──────── Information supplied ────────

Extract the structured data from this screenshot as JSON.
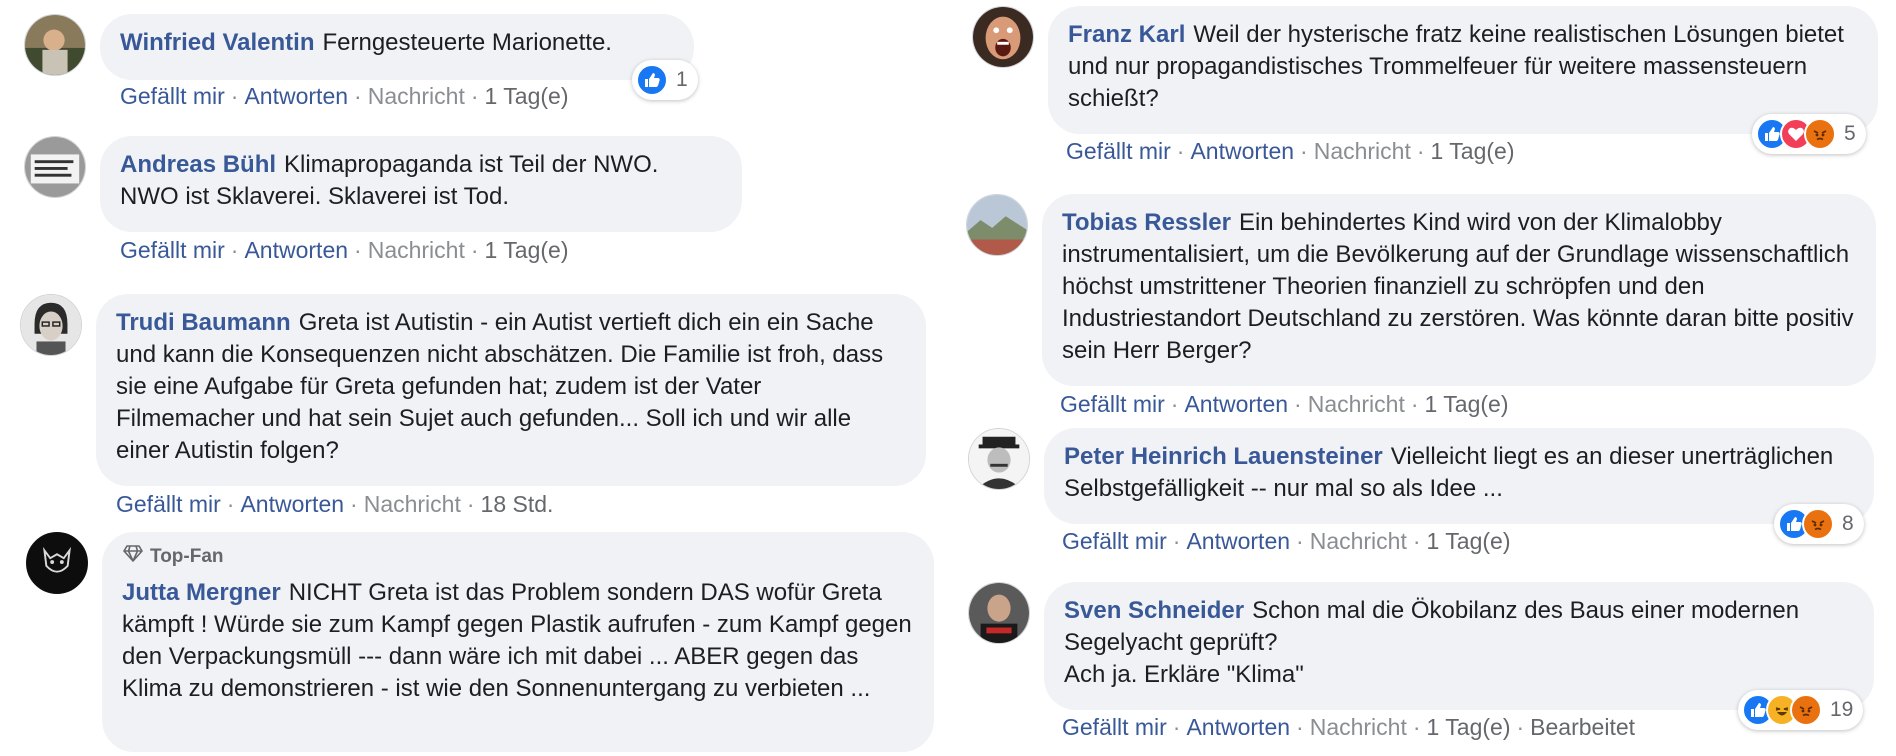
{
  "comments": [
    {
      "author": "Winfried Valentin",
      "text": "Ferngesteuerte Marionette.",
      "like": "Gefällt mir",
      "reply": "Antworten",
      "message": "Nachricht",
      "time": "1 Tag(e)",
      "reaction_count": "1"
    },
    {
      "author": "Andreas Bühl",
      "text": "Klimapropaganda ist Teil der NWO. NWO ist Sklaverei. Sklaverei ist Tod.",
      "like": "Gefällt mir",
      "reply": "Antworten",
      "message": "Nachricht",
      "time": "1 Tag(e)"
    },
    {
      "author": "Trudi Baumann",
      "text": "Greta ist Autistin - ein Autist vertieft dich ein ein Sache und kann die Konsequenzen nicht abschätzen. Die Familie ist froh, dass sie eine Aufgabe für Greta gefunden hat; zudem ist der Vater Filmemacher und hat sein Sujet auch gefunden... Soll ich und wir alle einer Autistin folgen?",
      "like": "Gefällt mir",
      "reply": "Antworten",
      "message": "Nachricht",
      "time": "18 Std."
    },
    {
      "badge": "Top-Fan",
      "author": "Jutta Mergner",
      "text": "NICHT Greta ist das Problem sondern DAS wofür Greta kämpft ! Würde sie zum Kampf gegen Plastik aufrufen - zum Kampf gegen den Verpackungsmüll --- dann wäre ich mit dabei ... ABER gegen das Klima zu demonstrieren - ist wie den Sonnenuntergang zu verbieten ..."
    },
    {
      "author": "Franz Karl",
      "text": "Weil der hysterische fratz keine realistischen Lösungen bietet und nur propagandistisches Trommelfeuer für weitere massensteuern schießt?",
      "like": "Gefällt mir",
      "reply": "Antworten",
      "message": "Nachricht",
      "time": "1 Tag(e)",
      "reaction_count": "5"
    },
    {
      "author": "Tobias Ressler",
      "text": "Ein behindertes Kind wird von der Klimalobby instrumentalisiert, um die Bevölkerung auf der Grundlage wissenschaftlich höchst umstrittener Theorien finanziell zu schröpfen und den Industriestandort Deutschland zu zerstören. Was könnte daran bitte positiv sein Herr Berger?",
      "like": "Gefällt mir",
      "reply": "Antworten",
      "message": "Nachricht",
      "time": "1 Tag(e)"
    },
    {
      "author": "Peter Heinrich Lauensteiner",
      "text": "Vielleicht liegt es an dieser unerträglichen Selbstgefälligkeit -- nur mal so als Idee ...",
      "like": "Gefällt mir",
      "reply": "Antworten",
      "message": "Nachricht",
      "time": "1 Tag(e)",
      "reaction_count": "8"
    },
    {
      "author": "Sven Schneider",
      "text_line1": "Schon mal die Ökobilanz des Baus einer modernen Segelyacht geprüft?",
      "text_line2": "Ach ja. Erkläre \"Klima\"",
      "like": "Gefällt mir",
      "reply": "Antworten",
      "message": "Nachricht",
      "time": "1 Tag(e)",
      "edited": "Bearbeitet",
      "reaction_count": "19"
    }
  ],
  "colors": {
    "author_link": "#385898",
    "bubble_bg": "#f0f2f5",
    "like_blue": "#1877f2",
    "love_red": "#f33e58",
    "angry_orange": "#e9710f"
  },
  "icons": {
    "like": "thumbs-up-icon",
    "love": "heart-icon",
    "angry": "angry-face-icon",
    "haha": "laughing-face-icon",
    "top_fan": "diamond-icon"
  }
}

────────

> **Objective**
Locate the word "sein" in the records above, and return each line that has it.

> **Response to the exercise**
      "text": "Greta ist Autistin - ein Autist vertieft dich ein ein Sache und kann die Konsequenzen nicht abschätzen. Die Familie ist froh, dass sie eine Aufgabe für Greta gefunden hat; zudem ist der Vater Filmemacher und hat sein Sujet auch gefunden... Soll ich und wir alle einer Autistin folgen?",
      "text": "Ein behindertes Kind wird von der Klimalobby instrumentalisiert, um die Bevölkerung auf der Grundlage wissenschaftlich höchst umstrittener Theorien finanziell zu schröpfen und den Industriestandort Deutschland zu zerstören. Was könnte daran bitte positiv sein Herr Berger?",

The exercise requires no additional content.